(Stored data)
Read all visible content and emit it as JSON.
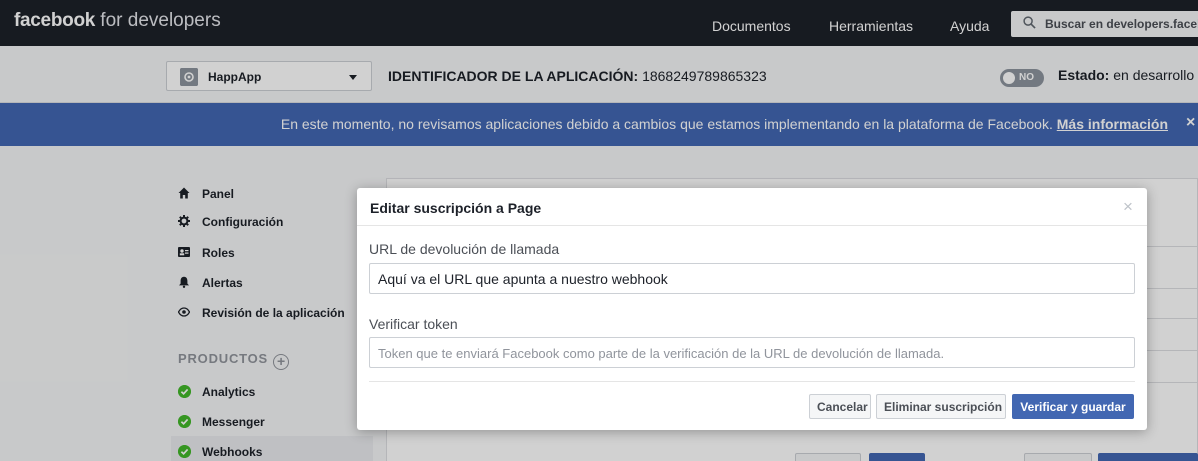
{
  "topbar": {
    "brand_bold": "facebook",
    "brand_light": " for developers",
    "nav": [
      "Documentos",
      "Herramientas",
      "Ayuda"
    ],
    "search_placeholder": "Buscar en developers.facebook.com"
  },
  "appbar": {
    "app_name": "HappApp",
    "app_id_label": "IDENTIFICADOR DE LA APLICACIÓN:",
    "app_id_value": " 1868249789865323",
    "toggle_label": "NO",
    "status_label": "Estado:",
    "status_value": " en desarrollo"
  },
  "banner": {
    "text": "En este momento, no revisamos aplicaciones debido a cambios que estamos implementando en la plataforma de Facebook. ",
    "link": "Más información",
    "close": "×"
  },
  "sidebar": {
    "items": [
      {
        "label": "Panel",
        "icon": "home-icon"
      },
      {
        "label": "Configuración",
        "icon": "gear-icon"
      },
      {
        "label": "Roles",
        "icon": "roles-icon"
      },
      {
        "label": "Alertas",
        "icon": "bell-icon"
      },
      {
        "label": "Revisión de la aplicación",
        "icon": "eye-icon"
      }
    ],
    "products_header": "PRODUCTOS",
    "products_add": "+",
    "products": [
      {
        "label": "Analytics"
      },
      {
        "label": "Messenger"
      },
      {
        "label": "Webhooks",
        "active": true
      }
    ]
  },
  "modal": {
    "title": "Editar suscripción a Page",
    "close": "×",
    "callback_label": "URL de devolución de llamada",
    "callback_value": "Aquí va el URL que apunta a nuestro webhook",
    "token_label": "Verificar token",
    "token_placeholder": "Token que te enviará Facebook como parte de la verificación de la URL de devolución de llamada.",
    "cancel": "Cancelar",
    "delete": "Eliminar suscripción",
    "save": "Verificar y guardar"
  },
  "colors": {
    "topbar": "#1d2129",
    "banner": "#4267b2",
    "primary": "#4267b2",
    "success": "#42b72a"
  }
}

• [BRIEF] Each entry should be repeated exactly as it appears; the pictures stay out.

• [FINISHED ANSWER]
Read all visible content and emit it as JSON.
{
  "topbar": {
    "brand_bold": "facebook",
    "brand_light": " for developers",
    "nav": [
      "Documentos",
      "Herramientas",
      "Ayuda"
    ],
    "search_placeholder": "Buscar en developers.facebook.com"
  },
  "appbar": {
    "app_name": "HappApp",
    "app_id_label": "IDENTIFICADOR DE LA APLICACIÓN:",
    "app_id_value": " 1868249789865323",
    "toggle_label": "NO",
    "status_label": "Estado:",
    "status_value": " en desarrollo"
  },
  "banner": {
    "text": "En este momento, no revisamos aplicaciones debido a cambios que estamos implementando en la plataforma de Facebook. ",
    "link": "Más información",
    "close": "×"
  },
  "sidebar": {
    "items": [
      {
        "label": "Panel",
        "icon": "home-icon"
      },
      {
        "label": "Configuración",
        "icon": "gear-icon"
      },
      {
        "label": "Roles",
        "icon": "roles-icon"
      },
      {
        "label": "Alertas",
        "icon": "bell-icon"
      },
      {
        "label": "Revisión de la aplicación",
        "icon": "eye-icon"
      }
    ],
    "products_header": "PRODUCTOS",
    "products_add": "+",
    "products": [
      {
        "label": "Analytics"
      },
      {
        "label": "Messenger"
      },
      {
        "label": "Webhooks",
        "active": true
      }
    ]
  },
  "modal": {
    "title": "Editar suscripción a Page",
    "close": "×",
    "callback_label": "URL de devolución de llamada",
    "callback_value": "Aquí va el URL que apunta a nuestro webhook",
    "token_label": "Verificar token",
    "token_placeholder": "Token que te enviará Facebook como parte de la verificación de la URL de devolución de llamada.",
    "cancel": "Cancelar",
    "delete": "Eliminar suscripción",
    "save": "Verificar y guardar"
  },
  "colors": {
    "topbar": "#1d2129",
    "banner": "#4267b2",
    "primary": "#4267b2",
    "success": "#42b72a"
  }
}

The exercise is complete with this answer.